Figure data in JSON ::
-- Begin --
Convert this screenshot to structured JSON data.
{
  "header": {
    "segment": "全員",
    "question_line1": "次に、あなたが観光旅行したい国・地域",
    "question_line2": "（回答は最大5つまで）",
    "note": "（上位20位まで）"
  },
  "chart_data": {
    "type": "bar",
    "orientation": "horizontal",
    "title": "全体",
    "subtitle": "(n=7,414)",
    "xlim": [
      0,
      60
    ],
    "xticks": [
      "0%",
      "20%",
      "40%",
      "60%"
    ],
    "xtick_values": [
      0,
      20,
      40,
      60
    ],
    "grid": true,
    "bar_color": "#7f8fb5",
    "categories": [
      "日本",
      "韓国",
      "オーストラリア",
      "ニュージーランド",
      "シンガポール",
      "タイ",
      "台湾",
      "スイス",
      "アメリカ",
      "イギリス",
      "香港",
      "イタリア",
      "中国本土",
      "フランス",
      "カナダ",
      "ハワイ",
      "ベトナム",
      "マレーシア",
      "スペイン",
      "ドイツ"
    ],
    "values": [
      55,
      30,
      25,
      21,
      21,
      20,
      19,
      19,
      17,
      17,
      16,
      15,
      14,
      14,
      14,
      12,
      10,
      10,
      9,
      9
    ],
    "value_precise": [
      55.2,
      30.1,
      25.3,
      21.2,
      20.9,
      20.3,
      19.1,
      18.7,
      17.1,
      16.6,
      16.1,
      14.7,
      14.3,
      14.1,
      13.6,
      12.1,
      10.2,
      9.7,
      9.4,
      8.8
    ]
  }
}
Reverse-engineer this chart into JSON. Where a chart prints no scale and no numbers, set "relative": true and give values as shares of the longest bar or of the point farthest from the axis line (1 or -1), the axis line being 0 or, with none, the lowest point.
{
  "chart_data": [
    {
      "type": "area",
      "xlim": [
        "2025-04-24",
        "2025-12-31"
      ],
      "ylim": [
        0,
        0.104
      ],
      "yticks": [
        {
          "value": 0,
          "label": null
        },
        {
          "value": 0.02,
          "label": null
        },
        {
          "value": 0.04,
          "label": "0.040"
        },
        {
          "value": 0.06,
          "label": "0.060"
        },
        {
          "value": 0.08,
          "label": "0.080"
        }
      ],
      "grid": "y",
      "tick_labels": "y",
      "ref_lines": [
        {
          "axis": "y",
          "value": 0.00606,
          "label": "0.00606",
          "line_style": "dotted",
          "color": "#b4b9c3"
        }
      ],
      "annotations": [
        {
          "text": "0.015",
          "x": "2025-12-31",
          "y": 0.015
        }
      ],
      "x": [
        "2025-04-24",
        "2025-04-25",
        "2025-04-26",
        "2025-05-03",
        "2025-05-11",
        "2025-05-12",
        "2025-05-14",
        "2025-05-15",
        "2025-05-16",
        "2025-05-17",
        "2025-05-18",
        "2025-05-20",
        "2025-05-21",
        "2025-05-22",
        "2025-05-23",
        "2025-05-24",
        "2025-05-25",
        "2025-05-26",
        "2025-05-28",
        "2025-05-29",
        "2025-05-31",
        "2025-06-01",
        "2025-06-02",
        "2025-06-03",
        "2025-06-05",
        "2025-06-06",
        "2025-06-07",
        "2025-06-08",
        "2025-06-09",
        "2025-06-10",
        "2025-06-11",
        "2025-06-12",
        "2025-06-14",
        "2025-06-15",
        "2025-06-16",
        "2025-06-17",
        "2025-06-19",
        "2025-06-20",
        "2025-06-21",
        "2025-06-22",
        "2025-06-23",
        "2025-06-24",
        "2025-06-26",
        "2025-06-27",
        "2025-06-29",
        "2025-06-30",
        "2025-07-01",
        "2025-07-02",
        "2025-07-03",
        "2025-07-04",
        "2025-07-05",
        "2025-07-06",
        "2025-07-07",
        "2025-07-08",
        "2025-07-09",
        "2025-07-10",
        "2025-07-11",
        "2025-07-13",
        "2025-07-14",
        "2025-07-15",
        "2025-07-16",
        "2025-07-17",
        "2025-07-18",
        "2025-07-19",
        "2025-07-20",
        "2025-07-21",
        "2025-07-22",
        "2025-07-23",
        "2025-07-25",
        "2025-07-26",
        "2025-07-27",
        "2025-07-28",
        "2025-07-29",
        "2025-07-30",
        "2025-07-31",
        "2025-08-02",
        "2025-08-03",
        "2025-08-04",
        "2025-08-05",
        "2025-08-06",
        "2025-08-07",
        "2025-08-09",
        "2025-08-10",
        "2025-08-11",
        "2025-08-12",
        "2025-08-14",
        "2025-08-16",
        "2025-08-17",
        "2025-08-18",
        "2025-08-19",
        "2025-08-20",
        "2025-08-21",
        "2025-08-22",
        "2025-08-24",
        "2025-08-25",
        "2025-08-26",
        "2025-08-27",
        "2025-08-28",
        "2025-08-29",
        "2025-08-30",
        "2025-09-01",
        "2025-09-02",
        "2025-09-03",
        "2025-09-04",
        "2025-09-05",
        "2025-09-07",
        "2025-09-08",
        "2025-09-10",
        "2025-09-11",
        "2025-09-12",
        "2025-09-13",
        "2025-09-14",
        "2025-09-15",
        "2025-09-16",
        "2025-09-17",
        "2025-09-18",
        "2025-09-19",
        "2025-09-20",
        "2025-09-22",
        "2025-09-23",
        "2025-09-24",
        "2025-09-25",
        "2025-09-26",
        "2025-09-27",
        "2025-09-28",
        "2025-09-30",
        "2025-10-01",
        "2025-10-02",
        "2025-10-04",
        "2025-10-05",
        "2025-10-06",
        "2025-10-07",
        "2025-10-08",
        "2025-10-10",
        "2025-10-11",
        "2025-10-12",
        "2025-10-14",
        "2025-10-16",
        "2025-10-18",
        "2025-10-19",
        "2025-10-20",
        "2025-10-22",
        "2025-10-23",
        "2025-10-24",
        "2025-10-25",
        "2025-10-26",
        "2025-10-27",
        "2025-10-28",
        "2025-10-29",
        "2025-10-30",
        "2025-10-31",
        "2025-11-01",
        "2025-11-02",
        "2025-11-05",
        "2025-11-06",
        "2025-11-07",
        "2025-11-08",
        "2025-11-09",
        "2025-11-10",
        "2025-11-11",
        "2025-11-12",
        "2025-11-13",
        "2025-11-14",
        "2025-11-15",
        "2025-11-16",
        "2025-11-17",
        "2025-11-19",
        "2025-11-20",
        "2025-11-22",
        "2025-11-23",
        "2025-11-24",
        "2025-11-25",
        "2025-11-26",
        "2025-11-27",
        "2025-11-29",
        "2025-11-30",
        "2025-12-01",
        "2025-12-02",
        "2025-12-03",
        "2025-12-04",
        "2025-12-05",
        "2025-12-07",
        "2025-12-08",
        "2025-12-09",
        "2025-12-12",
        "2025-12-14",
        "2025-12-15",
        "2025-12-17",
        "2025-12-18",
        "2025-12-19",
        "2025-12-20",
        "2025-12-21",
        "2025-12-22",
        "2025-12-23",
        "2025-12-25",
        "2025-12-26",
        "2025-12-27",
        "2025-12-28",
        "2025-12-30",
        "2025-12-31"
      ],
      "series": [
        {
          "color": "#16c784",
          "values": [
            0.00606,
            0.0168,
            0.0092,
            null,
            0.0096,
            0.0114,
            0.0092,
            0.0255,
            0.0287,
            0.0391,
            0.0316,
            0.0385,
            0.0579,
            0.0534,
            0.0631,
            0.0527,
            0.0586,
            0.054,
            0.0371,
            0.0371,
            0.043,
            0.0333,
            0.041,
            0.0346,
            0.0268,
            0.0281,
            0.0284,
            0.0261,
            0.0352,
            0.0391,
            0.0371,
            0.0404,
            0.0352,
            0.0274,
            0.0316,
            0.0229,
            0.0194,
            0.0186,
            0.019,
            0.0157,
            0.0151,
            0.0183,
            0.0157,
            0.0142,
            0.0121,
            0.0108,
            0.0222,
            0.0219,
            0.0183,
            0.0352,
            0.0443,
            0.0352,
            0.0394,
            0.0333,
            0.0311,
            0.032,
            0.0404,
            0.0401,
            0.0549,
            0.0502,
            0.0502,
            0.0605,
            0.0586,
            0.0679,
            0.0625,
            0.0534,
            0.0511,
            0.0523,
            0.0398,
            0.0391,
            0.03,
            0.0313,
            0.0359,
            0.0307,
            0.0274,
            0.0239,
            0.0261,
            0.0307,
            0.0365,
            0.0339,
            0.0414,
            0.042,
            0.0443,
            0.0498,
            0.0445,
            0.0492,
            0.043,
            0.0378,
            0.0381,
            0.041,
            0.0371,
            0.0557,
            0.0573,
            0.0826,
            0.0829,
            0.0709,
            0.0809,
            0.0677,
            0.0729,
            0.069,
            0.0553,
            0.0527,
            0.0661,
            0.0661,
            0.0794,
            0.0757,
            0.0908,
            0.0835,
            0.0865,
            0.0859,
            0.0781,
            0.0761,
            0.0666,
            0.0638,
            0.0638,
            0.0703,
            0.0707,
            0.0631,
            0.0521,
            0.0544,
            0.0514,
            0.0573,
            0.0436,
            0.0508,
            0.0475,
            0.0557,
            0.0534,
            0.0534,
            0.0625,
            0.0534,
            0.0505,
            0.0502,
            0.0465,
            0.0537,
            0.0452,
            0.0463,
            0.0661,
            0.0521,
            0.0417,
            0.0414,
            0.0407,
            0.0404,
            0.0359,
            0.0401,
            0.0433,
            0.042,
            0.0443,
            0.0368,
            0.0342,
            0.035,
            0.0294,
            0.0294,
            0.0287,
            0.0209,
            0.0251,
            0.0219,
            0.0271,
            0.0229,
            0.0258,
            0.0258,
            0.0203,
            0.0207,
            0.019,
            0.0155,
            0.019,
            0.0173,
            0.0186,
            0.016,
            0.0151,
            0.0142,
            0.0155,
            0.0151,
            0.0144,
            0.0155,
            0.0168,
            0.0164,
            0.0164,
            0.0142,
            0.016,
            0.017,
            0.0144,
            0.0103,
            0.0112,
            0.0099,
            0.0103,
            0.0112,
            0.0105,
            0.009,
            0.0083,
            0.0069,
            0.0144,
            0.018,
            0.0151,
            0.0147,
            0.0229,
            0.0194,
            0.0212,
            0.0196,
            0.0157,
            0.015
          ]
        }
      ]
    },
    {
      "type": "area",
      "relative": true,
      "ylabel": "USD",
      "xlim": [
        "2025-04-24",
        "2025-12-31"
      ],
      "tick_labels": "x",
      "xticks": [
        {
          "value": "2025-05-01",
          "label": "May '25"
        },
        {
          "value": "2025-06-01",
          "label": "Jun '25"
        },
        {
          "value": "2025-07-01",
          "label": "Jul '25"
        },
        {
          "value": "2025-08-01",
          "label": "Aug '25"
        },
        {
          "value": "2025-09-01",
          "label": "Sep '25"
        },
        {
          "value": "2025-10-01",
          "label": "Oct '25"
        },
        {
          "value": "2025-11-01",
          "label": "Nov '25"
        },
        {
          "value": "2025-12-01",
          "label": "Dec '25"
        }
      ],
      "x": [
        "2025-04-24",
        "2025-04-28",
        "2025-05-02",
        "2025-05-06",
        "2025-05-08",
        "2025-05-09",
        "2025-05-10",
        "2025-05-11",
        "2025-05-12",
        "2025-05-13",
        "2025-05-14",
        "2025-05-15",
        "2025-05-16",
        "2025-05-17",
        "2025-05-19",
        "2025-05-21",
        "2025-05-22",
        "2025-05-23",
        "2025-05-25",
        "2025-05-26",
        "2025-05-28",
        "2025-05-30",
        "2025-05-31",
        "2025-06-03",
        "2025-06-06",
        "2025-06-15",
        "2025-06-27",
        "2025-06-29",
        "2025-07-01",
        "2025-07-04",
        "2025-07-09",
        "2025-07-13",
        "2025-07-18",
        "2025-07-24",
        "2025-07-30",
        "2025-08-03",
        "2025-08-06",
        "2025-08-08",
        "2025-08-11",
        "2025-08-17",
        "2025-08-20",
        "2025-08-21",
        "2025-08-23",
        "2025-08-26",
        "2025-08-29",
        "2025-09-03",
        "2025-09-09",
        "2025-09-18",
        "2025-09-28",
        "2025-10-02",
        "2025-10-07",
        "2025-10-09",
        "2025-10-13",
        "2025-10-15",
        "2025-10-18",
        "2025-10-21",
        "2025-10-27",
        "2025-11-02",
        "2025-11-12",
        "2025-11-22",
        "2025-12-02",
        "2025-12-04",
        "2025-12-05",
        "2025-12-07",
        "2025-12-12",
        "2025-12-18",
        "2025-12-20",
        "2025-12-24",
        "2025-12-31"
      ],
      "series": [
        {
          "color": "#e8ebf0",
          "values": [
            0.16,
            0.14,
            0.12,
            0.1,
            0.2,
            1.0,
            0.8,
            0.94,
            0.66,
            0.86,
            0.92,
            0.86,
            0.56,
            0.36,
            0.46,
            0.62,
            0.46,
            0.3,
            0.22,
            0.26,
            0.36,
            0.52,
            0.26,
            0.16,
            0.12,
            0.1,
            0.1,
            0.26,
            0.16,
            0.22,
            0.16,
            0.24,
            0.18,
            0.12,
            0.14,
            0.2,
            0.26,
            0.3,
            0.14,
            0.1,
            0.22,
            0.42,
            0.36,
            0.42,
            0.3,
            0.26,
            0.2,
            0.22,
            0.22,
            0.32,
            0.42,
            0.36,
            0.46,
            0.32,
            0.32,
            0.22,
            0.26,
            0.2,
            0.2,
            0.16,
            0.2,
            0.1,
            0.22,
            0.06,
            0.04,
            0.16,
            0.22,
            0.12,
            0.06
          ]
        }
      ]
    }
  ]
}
-- End --
Problem statement :: Pull out all lines in the data above that include "relative".

Task solution ::
Reverse-engineer this chart into JSON. Where a chart prints no scale and no numbers, set "relative": true and give values as shares of the longest bar or of the point farthest from the axis line (1 or -1), the axis line being 0 or, with none, the lowest point.
      "relative": true,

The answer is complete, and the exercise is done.